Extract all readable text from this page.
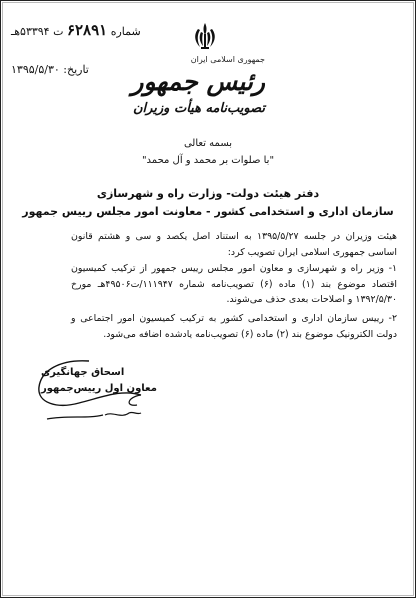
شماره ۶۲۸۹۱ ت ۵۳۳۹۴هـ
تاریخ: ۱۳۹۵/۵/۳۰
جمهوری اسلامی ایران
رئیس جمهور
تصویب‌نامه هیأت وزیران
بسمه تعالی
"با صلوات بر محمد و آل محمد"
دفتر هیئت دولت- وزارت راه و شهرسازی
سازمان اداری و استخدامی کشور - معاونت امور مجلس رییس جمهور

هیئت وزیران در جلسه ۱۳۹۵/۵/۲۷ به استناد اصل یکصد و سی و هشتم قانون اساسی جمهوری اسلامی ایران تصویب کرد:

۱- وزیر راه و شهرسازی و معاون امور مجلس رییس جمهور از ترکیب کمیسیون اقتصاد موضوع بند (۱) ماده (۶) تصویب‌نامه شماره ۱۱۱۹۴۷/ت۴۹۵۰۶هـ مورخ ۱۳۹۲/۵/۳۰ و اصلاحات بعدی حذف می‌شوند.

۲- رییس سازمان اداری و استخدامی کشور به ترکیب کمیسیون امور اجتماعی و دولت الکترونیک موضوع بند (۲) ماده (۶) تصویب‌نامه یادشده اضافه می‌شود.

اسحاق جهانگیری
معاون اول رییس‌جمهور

#####

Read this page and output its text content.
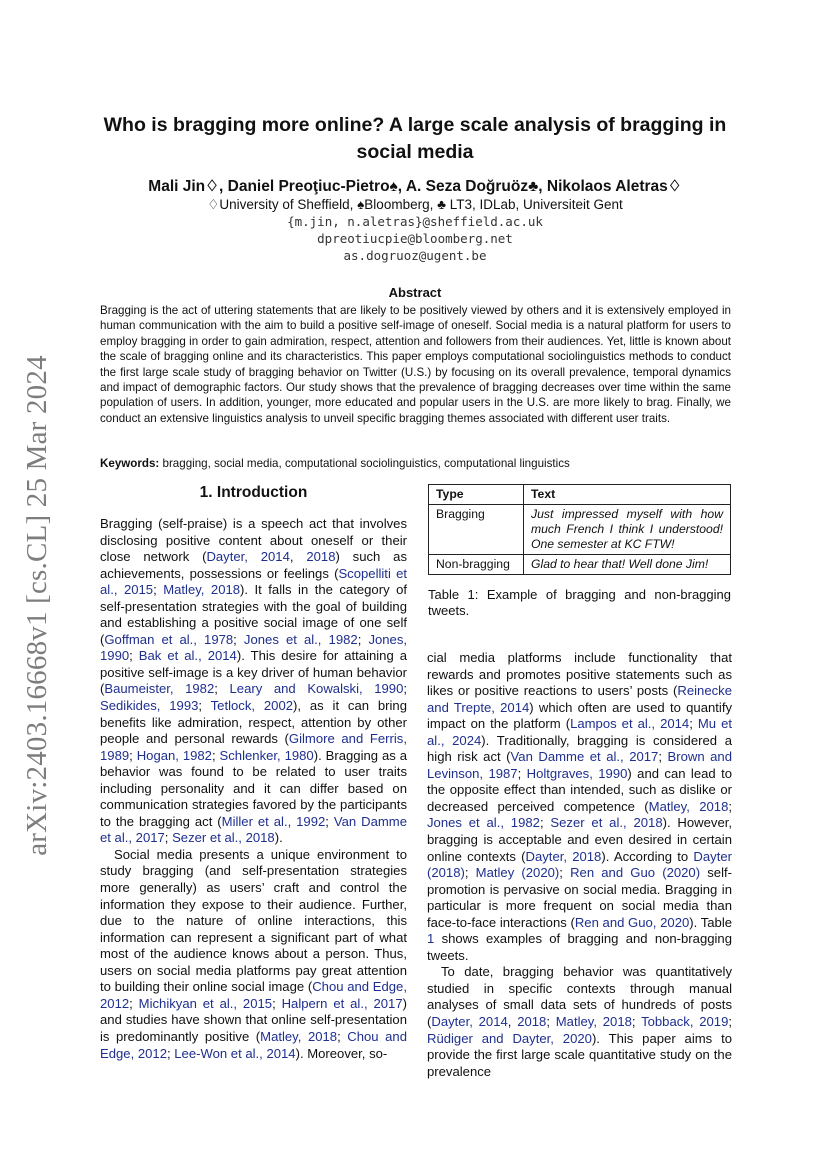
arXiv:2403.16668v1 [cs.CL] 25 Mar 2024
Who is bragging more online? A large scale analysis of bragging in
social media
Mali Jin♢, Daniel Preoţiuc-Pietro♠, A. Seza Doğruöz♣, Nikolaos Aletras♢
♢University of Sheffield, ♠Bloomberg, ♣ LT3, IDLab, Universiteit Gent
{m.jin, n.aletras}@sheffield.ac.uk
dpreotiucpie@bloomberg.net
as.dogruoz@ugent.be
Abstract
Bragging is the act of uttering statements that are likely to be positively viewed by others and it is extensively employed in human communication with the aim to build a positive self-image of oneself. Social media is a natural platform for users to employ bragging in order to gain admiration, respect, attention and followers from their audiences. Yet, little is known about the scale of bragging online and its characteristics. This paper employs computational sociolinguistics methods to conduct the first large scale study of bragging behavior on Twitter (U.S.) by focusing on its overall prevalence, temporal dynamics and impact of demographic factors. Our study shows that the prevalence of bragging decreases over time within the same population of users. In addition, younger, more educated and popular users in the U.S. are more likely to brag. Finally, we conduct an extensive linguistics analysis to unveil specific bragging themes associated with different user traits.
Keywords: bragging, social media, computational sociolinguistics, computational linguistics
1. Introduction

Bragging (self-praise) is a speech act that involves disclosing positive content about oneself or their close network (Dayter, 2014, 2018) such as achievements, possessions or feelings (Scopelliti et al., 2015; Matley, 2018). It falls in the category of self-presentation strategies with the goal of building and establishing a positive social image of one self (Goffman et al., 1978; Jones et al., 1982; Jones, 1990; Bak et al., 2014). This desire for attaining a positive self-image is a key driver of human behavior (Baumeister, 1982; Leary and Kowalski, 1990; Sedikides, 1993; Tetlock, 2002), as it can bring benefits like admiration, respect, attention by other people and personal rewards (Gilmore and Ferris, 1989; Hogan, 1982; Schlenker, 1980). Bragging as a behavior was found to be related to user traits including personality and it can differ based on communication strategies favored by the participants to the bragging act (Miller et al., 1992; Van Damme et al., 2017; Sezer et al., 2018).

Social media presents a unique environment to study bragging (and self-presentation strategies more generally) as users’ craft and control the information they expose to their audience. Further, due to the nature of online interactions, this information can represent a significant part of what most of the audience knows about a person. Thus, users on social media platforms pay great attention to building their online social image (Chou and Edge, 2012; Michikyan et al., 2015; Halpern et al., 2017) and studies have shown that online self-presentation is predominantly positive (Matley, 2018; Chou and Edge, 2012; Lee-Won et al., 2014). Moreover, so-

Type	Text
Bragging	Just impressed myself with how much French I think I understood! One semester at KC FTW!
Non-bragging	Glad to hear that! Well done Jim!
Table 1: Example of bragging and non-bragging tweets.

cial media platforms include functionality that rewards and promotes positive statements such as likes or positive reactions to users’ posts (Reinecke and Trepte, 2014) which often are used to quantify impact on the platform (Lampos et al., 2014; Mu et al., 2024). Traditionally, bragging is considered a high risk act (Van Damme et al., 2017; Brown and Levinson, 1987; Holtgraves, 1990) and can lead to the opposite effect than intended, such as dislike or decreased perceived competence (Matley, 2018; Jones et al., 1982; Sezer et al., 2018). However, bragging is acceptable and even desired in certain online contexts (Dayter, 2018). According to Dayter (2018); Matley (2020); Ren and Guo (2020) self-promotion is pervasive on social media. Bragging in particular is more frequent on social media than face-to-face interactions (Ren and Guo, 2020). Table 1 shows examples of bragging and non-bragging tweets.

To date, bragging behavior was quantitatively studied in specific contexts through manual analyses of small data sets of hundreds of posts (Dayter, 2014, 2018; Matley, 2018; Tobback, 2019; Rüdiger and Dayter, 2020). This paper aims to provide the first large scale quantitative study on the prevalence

#####

To do | Where a line holds the string "مجلس", copy that line.

Written solution |
سازمان اداری و استخدامی کشور - معاونت امور مجلس رییس جمهور
۱- وزیر راه و شهرسازی و معاون امور مجلس رییس جمهور از ترکیب کمیسیون اقتصاد موضوع بند (۱) ماده (۶) تصویب‌نامه شماره ۱۱۱۹۴۷/ت۴۹۵۰۶هـ مورخ ۱۳۹۲/۵/۳۰ و اصلاحات بعدی حذف می‌شوند.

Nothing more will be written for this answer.